[begin RECORDS TO PROCESS]

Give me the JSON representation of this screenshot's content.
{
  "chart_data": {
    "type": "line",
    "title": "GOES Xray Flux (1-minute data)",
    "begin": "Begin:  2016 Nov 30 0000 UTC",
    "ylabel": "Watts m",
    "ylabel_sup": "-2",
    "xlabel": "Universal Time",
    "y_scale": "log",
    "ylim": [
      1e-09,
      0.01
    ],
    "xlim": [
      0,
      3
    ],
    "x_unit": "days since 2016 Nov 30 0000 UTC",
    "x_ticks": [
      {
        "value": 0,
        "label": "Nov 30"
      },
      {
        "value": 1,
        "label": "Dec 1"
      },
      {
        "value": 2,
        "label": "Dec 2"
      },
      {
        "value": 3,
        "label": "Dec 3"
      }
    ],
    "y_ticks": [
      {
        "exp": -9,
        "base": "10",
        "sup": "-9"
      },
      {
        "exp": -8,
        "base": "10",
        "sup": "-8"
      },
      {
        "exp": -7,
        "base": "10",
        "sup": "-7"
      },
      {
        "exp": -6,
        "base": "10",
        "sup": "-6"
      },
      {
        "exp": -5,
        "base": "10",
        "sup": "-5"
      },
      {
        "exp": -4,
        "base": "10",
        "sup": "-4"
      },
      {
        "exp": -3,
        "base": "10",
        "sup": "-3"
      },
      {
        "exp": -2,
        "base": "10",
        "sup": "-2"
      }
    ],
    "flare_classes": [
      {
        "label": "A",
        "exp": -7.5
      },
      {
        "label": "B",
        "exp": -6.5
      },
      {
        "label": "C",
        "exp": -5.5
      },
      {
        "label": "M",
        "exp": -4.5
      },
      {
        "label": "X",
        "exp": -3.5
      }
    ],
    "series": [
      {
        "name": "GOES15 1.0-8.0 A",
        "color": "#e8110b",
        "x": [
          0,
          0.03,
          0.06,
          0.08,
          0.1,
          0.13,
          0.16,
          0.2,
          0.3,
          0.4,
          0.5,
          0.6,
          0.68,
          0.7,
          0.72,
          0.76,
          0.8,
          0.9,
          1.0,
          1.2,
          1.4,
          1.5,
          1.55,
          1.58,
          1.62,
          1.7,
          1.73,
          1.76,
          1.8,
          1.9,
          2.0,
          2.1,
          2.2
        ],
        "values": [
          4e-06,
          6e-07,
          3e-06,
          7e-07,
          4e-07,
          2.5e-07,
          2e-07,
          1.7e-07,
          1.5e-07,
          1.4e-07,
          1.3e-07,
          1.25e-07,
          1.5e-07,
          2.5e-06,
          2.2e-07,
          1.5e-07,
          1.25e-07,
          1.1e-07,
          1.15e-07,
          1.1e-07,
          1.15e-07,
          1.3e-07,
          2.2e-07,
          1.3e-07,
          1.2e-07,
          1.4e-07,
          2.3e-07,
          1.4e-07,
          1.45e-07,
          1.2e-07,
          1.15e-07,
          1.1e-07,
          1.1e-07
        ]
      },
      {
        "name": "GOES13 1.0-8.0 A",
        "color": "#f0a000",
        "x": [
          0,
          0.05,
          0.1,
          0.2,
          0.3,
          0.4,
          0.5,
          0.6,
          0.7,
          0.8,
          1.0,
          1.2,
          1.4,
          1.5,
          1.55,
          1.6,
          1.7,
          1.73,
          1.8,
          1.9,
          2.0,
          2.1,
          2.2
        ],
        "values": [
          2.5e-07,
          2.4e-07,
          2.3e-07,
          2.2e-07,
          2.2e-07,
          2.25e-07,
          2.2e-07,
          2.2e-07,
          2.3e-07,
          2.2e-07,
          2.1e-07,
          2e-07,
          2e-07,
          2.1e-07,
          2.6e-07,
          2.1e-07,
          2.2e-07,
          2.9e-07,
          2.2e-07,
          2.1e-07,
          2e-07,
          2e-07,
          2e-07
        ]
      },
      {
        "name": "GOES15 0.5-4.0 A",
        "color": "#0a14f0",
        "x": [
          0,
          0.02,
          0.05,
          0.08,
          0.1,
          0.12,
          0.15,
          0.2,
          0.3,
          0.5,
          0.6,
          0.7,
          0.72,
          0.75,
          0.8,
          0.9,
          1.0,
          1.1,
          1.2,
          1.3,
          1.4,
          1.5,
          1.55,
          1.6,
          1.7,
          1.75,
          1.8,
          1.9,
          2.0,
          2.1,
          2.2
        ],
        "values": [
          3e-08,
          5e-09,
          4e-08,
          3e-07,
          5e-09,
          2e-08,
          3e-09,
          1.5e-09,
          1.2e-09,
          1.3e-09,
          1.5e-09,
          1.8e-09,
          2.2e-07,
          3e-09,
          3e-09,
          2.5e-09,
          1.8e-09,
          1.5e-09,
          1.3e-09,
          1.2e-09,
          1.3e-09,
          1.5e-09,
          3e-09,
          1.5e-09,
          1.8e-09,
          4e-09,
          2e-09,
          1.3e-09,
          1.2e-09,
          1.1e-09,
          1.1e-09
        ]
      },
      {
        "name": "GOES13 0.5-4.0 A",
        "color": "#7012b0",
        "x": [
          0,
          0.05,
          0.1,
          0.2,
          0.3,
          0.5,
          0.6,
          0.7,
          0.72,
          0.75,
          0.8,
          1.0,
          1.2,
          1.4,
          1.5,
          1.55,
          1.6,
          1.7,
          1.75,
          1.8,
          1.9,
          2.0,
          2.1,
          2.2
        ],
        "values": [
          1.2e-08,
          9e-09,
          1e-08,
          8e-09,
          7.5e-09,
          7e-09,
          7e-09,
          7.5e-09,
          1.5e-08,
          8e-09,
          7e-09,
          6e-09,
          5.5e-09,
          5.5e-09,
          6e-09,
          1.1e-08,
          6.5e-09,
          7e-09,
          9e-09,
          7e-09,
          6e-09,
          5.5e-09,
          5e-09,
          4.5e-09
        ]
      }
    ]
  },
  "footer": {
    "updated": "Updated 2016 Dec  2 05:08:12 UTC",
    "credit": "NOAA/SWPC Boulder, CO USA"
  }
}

[end RECORDS TO PROCESS]

• _DIRECTIVE_
Print the complete listing again, exactly as it stands.

• _REPLY TO THE EXERCISE_
Give me the JSON representation of this screenshot's content.
{
  "chart_data": {
    "type": "line",
    "title": "GOES Xray Flux (1-minute data)",
    "begin": "Begin:  2016 Nov 30 0000 UTC",
    "ylabel": "Watts m",
    "ylabel_sup": "-2",
    "xlabel": "Universal Time",
    "y_scale": "log",
    "ylim": [
      1e-09,
      0.01
    ],
    "xlim": [
      0,
      3
    ],
    "x_unit": "days since 2016 Nov 30 0000 UTC",
    "x_ticks": [
      {
        "value": 0,
        "label": "Nov 30"
      },
      {
        "value": 1,
        "label": "Dec 1"
      },
      {
        "value": 2,
        "label": "Dec 2"
      },
      {
        "value": 3,
        "label": "Dec 3"
      }
    ],
    "y_ticks": [
      {
        "exp": -9,
        "base": "10",
        "sup": "-9"
      },
      {
        "exp": -8,
        "base": "10",
        "sup": "-8"
      },
      {
        "exp": -7,
        "base": "10",
        "sup": "-7"
      },
      {
        "exp": -6,
        "base": "10",
        "sup": "-6"
      },
      {
        "exp": -5,
        "base": "10",
        "sup": "-5"
      },
      {
        "exp": -4,
        "base": "10",
        "sup": "-4"
      },
      {
        "exp": -3,
        "base": "10",
        "sup": "-3"
      },
      {
        "exp": -2,
        "base": "10",
        "sup": "-2"
      }
    ],
    "flare_classes": [
      {
        "label": "A",
        "exp": -7.5
      },
      {
        "label": "B",
        "exp": -6.5
      },
      {
        "label": "C",
        "exp": -5.5
      },
      {
        "label": "M",
        "exp": -4.5
      },
      {
        "label": "X",
        "exp": -3.5
      }
    ],
    "series": [
      {
        "name": "GOES15 1.0-8.0 A",
        "color": "#e8110b",
        "x": [
          0,
          0.03,
          0.06,
          0.08,
          0.1,
          0.13,
          0.16,
          0.2,
          0.3,
          0.4,
          0.5,
          0.6,
          0.68,
          0.7,
          0.72,
          0.76,
          0.8,
          0.9,
          1.0,
          1.2,
          1.4,
          1.5,
          1.55,
          1.58,
          1.62,
          1.7,
          1.73,
          1.76,
          1.8,
          1.9,
          2.0,
          2.1,
          2.2
        ],
        "values": [
          4e-06,
          6e-07,
          3e-06,
          7e-07,
          4e-07,
          2.5e-07,
          2e-07,
          1.7e-07,
          1.5e-07,
          1.4e-07,
          1.3e-07,
          1.25e-07,
          1.5e-07,
          2.5e-06,
          2.2e-07,
          1.5e-07,
          1.25e-07,
          1.1e-07,
          1.15e-07,
          1.1e-07,
          1.15e-07,
          1.3e-07,
          2.2e-07,
          1.3e-07,
          1.2e-07,
          1.4e-07,
          2.3e-07,
          1.4e-07,
          1.45e-07,
          1.2e-07,
          1.15e-07,
          1.1e-07,
          1.1e-07
        ]
      },
      {
        "name": "GOES13 1.0-8.0 A",
        "color": "#f0a000",
        "x": [
          0,
          0.05,
          0.1,
          0.2,
          0.3,
          0.4,
          0.5,
          0.6,
          0.7,
          0.8,
          1.0,
          1.2,
          1.4,
          1.5,
          1.55,
          1.6,
          1.7,
          1.73,
          1.8,
          1.9,
          2.0,
          2.1,
          2.2
        ],
        "values": [
          2.5e-07,
          2.4e-07,
          2.3e-07,
          2.2e-07,
          2.2e-07,
          2.25e-07,
          2.2e-07,
          2.2e-07,
          2.3e-07,
          2.2e-07,
          2.1e-07,
          2e-07,
          2e-07,
          2.1e-07,
          2.6e-07,
          2.1e-07,
          2.2e-07,
          2.9e-07,
          2.2e-07,
          2.1e-07,
          2e-07,
          2e-07,
          2e-07
        ]
      },
      {
        "name": "GOES15 0.5-4.0 A",
        "color": "#0a14f0",
        "x": [
          0,
          0.02,
          0.05,
          0.08,
          0.1,
          0.12,
          0.15,
          0.2,
          0.3,
          0.5,
          0.6,
          0.7,
          0.72,
          0.75,
          0.8,
          0.9,
          1.0,
          1.1,
          1.2,
          1.3,
          1.4,
          1.5,
          1.55,
          1.6,
          1.7,
          1.75,
          1.8,
          1.9,
          2.0,
          2.1,
          2.2
        ],
        "values": [
          3e-08,
          5e-09,
          4e-08,
          3e-07,
          5e-09,
          2e-08,
          3e-09,
          1.5e-09,
          1.2e-09,
          1.3e-09,
          1.5e-09,
          1.8e-09,
          2.2e-07,
          3e-09,
          3e-09,
          2.5e-09,
          1.8e-09,
          1.5e-09,
          1.3e-09,
          1.2e-09,
          1.3e-09,
          1.5e-09,
          3e-09,
          1.5e-09,
          1.8e-09,
          4e-09,
          2e-09,
          1.3e-09,
          1.2e-09,
          1.1e-09,
          1.1e-09
        ]
      },
      {
        "name": "GOES13 0.5-4.0 A",
        "color": "#7012b0",
        "x": [
          0,
          0.05,
          0.1,
          0.2,
          0.3,
          0.5,
          0.6,
          0.7,
          0.72,
          0.75,
          0.8,
          1.0,
          1.2,
          1.4,
          1.5,
          1.55,
          1.6,
          1.7,
          1.75,
          1.8,
          1.9,
          2.0,
          2.1,
          2.2
        ],
        "values": [
          1.2e-08,
          9e-09,
          1e-08,
          8e-09,
          7.5e-09,
          7e-09,
          7e-09,
          7.5e-09,
          1.5e-08,
          8e-09,
          7e-09,
          6e-09,
          5.5e-09,
          5.5e-09,
          6e-09,
          1.1e-08,
          6.5e-09,
          7e-09,
          9e-09,
          7e-09,
          6e-09,
          5.5e-09,
          5e-09,
          4.5e-09
        ]
      }
    ]
  },
  "footer": {
    "updated": "Updated 2016 Dec  2 05:08:12 UTC",
    "credit": "NOAA/SWPC Boulder, CO USA"
  }
}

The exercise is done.